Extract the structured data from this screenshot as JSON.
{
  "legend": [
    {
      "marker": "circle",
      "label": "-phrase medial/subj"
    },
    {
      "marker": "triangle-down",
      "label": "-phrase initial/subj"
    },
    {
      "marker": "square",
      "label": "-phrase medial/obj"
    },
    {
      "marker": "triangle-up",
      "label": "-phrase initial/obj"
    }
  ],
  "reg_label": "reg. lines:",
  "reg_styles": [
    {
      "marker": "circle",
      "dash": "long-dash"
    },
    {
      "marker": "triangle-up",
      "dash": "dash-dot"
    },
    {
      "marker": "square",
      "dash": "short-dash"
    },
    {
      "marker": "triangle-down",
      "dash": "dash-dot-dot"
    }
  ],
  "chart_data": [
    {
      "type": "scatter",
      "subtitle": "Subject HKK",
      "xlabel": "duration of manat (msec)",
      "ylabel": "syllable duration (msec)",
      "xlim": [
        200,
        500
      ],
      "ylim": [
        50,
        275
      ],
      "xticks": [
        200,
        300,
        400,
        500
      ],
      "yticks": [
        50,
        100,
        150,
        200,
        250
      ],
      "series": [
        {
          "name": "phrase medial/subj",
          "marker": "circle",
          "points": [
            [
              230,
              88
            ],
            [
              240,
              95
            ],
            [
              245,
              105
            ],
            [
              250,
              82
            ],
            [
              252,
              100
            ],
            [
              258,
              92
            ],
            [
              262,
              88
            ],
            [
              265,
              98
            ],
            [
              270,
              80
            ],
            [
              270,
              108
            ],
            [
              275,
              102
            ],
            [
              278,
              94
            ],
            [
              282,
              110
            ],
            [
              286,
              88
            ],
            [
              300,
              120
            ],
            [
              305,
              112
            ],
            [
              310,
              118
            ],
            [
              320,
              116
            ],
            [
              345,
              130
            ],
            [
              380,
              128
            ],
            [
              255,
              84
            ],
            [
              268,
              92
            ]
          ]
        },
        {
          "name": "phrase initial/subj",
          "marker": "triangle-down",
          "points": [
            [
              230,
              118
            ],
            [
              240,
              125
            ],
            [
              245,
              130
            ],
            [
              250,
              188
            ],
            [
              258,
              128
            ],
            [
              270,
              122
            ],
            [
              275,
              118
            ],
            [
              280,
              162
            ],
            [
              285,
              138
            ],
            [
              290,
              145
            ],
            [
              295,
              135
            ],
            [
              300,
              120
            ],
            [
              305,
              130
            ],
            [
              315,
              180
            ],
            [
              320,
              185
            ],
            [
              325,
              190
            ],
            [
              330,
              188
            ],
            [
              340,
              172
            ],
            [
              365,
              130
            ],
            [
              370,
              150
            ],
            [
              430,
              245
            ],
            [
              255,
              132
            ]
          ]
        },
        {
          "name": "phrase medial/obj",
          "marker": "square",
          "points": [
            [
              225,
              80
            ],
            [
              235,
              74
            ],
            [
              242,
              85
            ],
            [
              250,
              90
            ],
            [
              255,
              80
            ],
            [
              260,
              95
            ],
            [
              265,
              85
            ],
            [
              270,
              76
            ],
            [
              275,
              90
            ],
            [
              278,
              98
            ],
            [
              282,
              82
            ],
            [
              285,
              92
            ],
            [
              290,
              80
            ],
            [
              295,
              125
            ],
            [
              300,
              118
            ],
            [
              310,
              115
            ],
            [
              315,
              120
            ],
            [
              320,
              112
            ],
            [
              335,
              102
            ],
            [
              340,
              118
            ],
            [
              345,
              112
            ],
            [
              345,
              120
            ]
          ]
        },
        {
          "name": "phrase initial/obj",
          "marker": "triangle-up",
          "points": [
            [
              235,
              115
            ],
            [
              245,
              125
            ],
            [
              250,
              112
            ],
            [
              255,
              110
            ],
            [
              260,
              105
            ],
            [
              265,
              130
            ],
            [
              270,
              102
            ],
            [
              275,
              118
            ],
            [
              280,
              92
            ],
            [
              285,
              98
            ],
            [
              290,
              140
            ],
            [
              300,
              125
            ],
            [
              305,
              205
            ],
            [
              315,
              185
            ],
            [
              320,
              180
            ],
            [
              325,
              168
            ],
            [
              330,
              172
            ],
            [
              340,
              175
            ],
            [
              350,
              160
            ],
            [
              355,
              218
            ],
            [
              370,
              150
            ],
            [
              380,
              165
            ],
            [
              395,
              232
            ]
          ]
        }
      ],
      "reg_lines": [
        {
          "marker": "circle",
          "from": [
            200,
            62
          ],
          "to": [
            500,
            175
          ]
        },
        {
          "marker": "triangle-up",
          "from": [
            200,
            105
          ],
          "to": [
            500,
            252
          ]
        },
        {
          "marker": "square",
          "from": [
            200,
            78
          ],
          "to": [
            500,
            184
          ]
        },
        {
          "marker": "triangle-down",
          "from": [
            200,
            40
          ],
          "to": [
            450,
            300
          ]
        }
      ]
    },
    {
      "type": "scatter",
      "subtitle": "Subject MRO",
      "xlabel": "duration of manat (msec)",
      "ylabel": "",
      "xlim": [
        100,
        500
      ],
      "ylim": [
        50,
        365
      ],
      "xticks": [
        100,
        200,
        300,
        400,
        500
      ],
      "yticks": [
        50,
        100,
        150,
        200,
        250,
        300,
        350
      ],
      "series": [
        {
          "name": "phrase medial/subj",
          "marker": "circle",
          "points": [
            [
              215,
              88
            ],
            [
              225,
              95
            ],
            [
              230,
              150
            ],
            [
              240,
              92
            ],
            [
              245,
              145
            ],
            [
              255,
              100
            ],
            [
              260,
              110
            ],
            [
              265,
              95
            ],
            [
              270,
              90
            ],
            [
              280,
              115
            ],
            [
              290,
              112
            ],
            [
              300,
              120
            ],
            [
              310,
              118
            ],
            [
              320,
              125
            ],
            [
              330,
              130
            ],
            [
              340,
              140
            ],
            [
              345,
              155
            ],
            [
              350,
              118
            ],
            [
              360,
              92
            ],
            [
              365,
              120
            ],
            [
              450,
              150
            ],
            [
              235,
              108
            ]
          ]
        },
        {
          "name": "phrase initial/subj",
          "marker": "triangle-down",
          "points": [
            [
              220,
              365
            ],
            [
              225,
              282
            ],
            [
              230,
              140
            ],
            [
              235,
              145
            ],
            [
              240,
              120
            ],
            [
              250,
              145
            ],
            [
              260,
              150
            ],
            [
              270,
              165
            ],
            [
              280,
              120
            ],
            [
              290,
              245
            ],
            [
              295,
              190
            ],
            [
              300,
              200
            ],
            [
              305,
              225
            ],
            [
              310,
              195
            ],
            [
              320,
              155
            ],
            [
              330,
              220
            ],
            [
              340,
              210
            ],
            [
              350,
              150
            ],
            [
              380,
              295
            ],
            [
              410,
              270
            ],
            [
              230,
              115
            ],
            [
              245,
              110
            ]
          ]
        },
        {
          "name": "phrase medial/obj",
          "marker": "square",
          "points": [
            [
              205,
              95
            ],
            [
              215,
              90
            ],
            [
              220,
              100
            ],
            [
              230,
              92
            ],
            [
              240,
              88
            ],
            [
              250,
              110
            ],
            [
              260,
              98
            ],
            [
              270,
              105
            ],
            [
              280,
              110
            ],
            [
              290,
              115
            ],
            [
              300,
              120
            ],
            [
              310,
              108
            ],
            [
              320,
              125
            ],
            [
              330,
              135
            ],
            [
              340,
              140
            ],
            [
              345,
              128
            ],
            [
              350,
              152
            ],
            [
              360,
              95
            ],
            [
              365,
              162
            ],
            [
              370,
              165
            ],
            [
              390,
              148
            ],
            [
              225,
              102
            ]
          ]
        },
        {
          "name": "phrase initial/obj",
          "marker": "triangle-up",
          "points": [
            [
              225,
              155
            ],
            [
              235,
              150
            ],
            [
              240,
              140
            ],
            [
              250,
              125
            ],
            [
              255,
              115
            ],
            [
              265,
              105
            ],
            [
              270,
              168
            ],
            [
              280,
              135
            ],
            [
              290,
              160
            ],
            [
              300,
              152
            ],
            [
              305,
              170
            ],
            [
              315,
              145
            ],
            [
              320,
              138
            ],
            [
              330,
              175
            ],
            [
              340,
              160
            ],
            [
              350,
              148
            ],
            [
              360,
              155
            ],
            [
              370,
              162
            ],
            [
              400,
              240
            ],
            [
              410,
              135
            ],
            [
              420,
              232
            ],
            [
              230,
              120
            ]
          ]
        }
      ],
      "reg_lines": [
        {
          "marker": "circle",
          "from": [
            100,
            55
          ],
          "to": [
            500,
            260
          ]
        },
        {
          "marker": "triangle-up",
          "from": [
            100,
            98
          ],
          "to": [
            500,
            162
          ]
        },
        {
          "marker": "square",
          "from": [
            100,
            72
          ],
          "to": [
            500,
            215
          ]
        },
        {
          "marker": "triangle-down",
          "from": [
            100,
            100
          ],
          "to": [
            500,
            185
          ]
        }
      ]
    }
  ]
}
^^^^^^^^^^^^^^^^
> [Instructions for the task] Look through the listing above. Pick out each line with "subtitle" and copy it.

> [Written response]
      "subtitle": "Subject HKK",
      "subtitle": "Subject MRO",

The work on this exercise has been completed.